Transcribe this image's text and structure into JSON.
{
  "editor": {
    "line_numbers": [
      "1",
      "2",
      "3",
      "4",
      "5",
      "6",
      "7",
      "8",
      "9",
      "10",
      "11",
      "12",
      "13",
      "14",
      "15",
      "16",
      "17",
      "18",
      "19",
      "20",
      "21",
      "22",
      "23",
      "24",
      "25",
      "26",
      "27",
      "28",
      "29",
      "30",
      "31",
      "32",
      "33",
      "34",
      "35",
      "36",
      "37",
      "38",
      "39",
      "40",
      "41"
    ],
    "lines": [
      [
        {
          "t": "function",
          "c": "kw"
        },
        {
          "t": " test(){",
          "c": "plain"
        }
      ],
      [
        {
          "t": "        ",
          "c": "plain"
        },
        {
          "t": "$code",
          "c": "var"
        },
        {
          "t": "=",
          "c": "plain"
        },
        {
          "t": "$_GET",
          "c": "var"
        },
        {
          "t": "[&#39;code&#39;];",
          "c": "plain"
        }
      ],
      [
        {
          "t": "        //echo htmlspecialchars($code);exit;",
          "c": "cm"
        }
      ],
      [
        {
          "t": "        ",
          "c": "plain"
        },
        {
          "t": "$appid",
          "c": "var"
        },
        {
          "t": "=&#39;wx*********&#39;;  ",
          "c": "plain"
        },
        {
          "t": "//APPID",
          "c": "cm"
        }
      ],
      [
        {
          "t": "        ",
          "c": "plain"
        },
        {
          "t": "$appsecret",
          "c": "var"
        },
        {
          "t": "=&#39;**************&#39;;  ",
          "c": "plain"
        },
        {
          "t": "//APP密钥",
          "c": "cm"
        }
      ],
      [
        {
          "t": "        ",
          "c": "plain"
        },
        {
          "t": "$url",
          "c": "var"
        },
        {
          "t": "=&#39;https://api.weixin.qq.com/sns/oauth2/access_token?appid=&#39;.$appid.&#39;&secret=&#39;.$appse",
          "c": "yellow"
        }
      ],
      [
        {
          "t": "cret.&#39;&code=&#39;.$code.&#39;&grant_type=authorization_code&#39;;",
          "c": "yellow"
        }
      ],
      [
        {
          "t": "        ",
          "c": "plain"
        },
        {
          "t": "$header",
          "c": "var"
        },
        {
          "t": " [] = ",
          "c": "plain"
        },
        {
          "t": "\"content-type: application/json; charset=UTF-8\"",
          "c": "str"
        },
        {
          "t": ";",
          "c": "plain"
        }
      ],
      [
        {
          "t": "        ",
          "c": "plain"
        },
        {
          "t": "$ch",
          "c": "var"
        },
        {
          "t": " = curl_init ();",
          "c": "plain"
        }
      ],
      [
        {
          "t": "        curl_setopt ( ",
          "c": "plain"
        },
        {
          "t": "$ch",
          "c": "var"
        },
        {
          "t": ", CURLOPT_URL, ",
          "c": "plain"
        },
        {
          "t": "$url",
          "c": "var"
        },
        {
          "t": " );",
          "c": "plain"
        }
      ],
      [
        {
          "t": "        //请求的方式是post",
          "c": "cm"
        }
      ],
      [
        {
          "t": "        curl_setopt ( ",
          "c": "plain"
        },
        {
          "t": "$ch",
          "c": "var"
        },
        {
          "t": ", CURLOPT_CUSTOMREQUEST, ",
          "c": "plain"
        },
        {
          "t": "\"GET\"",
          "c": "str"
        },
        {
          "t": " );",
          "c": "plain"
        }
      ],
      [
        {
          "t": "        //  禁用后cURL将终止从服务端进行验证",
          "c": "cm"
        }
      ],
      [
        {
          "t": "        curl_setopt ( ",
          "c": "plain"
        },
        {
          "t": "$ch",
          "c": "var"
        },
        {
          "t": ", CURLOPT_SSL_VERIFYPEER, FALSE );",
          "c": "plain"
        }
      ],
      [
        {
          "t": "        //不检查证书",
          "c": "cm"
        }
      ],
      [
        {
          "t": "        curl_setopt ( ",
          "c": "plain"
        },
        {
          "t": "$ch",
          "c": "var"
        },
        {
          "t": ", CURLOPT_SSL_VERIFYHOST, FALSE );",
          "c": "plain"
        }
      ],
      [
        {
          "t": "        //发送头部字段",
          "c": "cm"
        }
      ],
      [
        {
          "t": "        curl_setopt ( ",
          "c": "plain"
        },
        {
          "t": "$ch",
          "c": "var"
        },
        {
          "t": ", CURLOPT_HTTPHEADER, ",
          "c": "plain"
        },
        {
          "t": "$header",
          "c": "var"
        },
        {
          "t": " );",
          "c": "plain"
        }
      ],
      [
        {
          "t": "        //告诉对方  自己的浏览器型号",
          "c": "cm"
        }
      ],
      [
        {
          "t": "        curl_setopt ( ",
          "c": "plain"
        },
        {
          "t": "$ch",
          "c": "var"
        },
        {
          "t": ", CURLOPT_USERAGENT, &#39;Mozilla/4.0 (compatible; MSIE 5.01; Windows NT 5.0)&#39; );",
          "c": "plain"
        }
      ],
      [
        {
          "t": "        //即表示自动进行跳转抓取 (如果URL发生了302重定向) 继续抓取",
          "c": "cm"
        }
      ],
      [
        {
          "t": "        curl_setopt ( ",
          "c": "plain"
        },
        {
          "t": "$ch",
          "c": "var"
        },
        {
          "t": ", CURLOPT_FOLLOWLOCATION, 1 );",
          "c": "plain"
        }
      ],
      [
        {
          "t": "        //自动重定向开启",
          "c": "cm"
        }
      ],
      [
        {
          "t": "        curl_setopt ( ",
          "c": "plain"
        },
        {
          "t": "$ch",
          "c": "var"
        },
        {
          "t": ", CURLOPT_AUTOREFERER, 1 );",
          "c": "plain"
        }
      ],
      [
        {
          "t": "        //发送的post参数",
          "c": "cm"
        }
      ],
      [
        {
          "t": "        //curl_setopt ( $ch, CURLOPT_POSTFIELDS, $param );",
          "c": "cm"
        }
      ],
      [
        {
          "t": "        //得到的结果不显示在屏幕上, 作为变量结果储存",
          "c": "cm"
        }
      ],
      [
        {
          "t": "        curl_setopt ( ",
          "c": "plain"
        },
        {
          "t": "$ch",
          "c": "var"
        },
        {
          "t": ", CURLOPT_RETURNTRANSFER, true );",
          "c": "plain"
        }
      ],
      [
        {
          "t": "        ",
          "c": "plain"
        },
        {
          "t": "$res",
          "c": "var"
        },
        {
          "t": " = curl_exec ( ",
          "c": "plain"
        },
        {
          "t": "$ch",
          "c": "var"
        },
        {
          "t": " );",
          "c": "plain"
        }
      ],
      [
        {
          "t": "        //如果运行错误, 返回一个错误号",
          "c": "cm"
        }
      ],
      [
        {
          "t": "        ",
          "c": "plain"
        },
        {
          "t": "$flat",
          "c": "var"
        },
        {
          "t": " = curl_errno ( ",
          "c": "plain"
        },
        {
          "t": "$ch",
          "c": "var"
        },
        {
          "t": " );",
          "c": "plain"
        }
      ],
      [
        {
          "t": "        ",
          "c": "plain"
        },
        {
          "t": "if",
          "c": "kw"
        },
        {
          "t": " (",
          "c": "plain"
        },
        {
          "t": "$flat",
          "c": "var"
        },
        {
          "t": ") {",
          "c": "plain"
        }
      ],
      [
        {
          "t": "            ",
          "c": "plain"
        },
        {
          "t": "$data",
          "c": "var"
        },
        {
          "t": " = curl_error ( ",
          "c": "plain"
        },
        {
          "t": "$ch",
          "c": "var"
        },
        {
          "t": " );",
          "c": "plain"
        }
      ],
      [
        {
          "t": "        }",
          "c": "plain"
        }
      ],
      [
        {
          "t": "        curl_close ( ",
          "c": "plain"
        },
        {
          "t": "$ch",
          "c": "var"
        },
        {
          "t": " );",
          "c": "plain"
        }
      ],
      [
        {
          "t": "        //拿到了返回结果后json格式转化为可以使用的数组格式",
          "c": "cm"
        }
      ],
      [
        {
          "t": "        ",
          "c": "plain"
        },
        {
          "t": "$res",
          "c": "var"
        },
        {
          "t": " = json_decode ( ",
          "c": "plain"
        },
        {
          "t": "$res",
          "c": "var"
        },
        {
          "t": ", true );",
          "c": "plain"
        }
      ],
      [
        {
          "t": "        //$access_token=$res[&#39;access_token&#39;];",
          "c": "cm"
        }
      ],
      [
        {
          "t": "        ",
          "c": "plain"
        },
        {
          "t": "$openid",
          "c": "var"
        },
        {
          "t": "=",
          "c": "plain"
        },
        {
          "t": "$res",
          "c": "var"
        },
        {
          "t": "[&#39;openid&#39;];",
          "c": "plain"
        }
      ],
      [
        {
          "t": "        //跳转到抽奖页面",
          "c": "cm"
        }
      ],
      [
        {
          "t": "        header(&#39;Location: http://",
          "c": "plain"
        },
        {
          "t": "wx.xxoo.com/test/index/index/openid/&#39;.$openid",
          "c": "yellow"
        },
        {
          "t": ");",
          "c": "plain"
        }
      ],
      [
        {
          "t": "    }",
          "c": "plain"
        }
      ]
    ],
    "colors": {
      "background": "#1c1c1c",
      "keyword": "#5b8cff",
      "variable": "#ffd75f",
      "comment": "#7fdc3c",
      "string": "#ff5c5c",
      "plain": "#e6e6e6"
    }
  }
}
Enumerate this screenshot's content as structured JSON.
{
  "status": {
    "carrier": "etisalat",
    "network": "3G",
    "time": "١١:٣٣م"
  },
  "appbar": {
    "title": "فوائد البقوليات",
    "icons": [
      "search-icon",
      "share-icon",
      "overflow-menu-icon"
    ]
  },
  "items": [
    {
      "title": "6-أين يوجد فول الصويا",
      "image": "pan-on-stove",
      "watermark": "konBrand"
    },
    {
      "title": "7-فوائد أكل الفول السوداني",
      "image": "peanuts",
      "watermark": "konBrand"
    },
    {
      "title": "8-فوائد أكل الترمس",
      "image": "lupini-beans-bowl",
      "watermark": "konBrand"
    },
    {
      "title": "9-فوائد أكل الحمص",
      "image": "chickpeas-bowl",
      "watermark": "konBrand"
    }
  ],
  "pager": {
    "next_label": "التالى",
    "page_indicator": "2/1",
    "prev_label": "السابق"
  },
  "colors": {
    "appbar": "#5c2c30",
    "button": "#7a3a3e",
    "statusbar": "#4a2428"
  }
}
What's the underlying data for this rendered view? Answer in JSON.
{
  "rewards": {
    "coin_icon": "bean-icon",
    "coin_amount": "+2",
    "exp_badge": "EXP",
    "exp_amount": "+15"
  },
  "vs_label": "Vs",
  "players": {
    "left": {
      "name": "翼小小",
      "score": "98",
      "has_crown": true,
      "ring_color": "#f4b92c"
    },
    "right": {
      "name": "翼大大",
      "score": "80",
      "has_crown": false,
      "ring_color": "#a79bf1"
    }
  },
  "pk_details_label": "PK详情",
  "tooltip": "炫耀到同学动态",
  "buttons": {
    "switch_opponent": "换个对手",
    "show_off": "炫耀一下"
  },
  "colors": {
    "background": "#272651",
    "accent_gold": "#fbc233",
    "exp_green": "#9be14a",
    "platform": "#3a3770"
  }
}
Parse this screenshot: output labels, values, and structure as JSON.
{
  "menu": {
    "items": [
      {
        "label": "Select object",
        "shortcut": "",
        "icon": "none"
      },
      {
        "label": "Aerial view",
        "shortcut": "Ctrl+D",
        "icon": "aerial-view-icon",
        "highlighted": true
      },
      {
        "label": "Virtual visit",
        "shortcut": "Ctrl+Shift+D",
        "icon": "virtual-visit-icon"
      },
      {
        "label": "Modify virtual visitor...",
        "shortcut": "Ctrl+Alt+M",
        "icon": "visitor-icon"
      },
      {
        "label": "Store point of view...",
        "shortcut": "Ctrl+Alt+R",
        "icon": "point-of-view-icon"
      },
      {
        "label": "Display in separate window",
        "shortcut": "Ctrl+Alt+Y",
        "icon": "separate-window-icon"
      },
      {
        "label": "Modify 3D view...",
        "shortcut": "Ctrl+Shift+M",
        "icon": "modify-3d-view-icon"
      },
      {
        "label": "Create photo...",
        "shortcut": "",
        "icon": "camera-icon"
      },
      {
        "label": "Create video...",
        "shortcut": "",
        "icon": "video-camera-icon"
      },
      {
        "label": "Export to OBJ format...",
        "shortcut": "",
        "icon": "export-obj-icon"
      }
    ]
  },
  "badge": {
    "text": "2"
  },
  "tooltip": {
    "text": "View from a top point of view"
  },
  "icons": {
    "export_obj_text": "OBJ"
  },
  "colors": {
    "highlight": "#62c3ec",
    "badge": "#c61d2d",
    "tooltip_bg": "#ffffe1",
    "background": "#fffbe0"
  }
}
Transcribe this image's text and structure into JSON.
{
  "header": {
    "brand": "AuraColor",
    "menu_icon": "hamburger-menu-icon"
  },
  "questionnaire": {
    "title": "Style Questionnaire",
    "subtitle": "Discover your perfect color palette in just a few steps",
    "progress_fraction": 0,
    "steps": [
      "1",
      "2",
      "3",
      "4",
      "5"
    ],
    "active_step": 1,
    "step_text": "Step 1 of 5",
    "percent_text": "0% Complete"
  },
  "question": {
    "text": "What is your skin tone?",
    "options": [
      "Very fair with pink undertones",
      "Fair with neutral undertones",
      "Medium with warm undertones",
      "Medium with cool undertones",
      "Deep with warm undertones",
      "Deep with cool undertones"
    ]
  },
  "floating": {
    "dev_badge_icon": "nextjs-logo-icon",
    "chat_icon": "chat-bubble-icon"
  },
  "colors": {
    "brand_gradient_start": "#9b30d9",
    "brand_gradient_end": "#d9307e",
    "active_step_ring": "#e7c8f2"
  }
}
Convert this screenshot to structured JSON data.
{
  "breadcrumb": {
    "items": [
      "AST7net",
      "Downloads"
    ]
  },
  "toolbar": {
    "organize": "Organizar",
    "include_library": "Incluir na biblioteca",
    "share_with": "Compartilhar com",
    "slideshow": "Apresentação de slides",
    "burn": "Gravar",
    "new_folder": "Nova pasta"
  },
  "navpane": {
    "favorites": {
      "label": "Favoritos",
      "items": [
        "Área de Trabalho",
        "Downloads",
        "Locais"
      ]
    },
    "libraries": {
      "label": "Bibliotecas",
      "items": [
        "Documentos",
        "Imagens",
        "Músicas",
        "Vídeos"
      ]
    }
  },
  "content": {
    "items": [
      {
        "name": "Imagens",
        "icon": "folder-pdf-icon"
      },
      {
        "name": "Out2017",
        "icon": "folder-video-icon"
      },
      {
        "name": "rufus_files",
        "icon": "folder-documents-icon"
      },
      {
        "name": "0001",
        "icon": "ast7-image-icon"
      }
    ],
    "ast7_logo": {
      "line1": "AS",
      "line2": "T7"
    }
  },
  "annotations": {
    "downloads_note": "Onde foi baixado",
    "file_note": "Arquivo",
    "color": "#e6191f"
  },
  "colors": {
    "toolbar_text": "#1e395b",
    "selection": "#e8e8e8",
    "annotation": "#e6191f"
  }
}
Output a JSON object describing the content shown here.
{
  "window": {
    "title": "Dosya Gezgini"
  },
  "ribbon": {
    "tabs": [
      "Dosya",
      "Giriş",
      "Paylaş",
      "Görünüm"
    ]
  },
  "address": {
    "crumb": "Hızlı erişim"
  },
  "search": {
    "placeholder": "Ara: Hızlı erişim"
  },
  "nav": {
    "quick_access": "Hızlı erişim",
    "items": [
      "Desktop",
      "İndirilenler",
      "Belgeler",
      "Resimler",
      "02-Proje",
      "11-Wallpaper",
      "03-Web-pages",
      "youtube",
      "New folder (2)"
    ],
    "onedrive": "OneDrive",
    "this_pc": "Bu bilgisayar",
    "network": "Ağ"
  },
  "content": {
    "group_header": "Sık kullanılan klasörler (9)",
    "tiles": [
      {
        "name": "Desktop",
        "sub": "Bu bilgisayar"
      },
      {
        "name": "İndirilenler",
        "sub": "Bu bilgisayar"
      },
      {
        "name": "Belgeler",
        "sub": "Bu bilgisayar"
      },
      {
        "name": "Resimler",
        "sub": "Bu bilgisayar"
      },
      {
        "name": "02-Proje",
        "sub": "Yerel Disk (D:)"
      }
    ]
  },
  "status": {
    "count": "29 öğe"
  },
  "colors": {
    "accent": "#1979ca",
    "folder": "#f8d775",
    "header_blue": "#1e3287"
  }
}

● WORK TO COMPLETE
Copy out the lines that hold "name".

● CORRECT RESULT
      "name": "翼小小",
      "name": "翼大大",
        "name": "Imagens",
        "name": "Out2017",
        "name": "rufus_files",
        "name": "0001",
        "name": "Desktop",
        "name": "İndirilenler",
        "name": "Belgeler",
        "name": "Resimler",
        "name": "02-Proje",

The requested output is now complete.